→ TEXT BLOCK
────────────────────
Salvatore Fergola (Naples, 24 April 1799 - Naples, 7 March 1874) was an Italian painter, mainly of landscapes or vedute in and around his native Naples. He is considered an exponent of the School of Posillipo.

Biography
He was born in Naples. He was the son of the engraver of landscapes, Luigi Fergola and his wife, Teresa Conti. Salvatore was educated in literature and architecture. He became a follower of Jakob Philipp Hackert, who had also mentored his father. Like his father, and other painters such as Giacinto Gigante, he worked for some time in the Royal Topographic office. He was heavily patronized by the Bourbon Court; for example, in 1819 the future Francesco I of the Two Sicilies commissioned views of Naples, including Naples from Capodimonte, Naples from Marinella, Naples from Ponte della Maddalena, a Veduta of the Botanical Gardens.

In 1827, he was nominated honorary professor to the Royal Institute of Arts (Real Istituto di Belle Arti (now the Accademia di Belle Arti di Napoli). Among his pupils was Achille Vertunni, Ignazio Lavagna, and Giuseppe Benassai. He died in Naples in 1874.
────────────────────
→ GOAL A
Count the lines in the listing that contain the string "remove", treating uppercase and lowercase as different, and give only the number.
The Fergola biography has no connection to the listing that follows it.
────────────────────
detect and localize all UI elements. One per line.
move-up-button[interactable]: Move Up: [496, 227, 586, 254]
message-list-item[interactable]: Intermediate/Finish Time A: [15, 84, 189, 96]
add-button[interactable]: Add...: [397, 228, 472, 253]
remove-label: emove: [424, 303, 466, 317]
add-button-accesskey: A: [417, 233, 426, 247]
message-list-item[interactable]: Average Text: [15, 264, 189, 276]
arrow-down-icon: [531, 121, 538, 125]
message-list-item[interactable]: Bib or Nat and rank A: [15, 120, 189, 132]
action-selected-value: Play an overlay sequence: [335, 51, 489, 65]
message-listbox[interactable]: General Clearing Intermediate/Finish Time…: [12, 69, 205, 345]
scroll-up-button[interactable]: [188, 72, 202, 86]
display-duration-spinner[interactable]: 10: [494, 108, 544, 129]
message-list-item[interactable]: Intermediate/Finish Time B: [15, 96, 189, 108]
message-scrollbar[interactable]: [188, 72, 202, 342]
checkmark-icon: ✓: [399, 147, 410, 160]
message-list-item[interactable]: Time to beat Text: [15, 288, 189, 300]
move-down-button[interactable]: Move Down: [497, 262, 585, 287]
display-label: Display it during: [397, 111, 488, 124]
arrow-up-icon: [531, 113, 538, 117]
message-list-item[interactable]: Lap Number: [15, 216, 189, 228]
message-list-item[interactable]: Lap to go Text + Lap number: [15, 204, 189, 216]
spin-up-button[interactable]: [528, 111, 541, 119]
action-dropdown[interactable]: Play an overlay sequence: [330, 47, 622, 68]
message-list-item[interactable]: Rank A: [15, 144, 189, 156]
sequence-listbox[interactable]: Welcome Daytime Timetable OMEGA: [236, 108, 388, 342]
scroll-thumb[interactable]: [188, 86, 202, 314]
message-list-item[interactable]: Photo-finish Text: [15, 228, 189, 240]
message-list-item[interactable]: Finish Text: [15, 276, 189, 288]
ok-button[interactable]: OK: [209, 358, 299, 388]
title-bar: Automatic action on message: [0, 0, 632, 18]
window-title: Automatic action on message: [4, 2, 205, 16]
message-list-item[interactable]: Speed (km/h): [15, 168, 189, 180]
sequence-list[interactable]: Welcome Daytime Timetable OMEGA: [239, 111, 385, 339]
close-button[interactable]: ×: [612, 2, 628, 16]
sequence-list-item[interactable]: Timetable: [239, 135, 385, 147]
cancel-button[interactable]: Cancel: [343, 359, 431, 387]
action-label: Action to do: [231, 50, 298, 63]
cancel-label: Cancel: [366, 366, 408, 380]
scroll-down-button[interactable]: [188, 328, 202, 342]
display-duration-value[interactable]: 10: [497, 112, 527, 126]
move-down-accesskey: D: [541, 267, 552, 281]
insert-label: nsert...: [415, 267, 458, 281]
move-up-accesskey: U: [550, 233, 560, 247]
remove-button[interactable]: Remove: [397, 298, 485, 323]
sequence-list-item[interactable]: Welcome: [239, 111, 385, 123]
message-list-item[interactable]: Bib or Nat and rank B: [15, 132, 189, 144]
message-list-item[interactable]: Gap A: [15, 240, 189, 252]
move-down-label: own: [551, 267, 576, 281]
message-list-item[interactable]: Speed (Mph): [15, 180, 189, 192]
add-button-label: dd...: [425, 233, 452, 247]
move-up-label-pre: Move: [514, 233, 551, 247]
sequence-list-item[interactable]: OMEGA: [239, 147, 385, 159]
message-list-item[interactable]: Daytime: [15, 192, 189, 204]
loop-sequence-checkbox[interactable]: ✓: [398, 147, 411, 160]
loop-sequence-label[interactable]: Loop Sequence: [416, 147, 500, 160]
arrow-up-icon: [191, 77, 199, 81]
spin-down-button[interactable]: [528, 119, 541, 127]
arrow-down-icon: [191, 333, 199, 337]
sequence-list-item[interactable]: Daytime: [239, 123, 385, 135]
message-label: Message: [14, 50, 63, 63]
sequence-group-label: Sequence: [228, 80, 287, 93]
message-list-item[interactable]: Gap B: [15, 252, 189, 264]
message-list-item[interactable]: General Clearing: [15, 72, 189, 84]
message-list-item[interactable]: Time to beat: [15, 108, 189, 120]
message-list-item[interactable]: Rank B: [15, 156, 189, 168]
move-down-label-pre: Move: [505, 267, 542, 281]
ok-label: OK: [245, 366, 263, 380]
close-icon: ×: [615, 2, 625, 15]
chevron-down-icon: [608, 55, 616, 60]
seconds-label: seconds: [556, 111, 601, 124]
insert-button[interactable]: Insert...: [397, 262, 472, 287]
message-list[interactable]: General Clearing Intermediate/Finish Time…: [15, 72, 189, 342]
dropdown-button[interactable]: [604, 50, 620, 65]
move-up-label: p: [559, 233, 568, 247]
────────────────────
→ GOAL B
In the Fergola biography, what example backs up the claim that the Bourbon Court heavily patronized him? Answer in one to three sentences.

→ OUTPUT A
2

→ OUTPUT B
In 1819 the future Francesco I of the Two Sicilies commissioned views of Naples from him. These included Naples from Capodimonte, Naples from Marinella, Naples from Ponte della Maddalena, and a Veduta of the Botanical Gardens.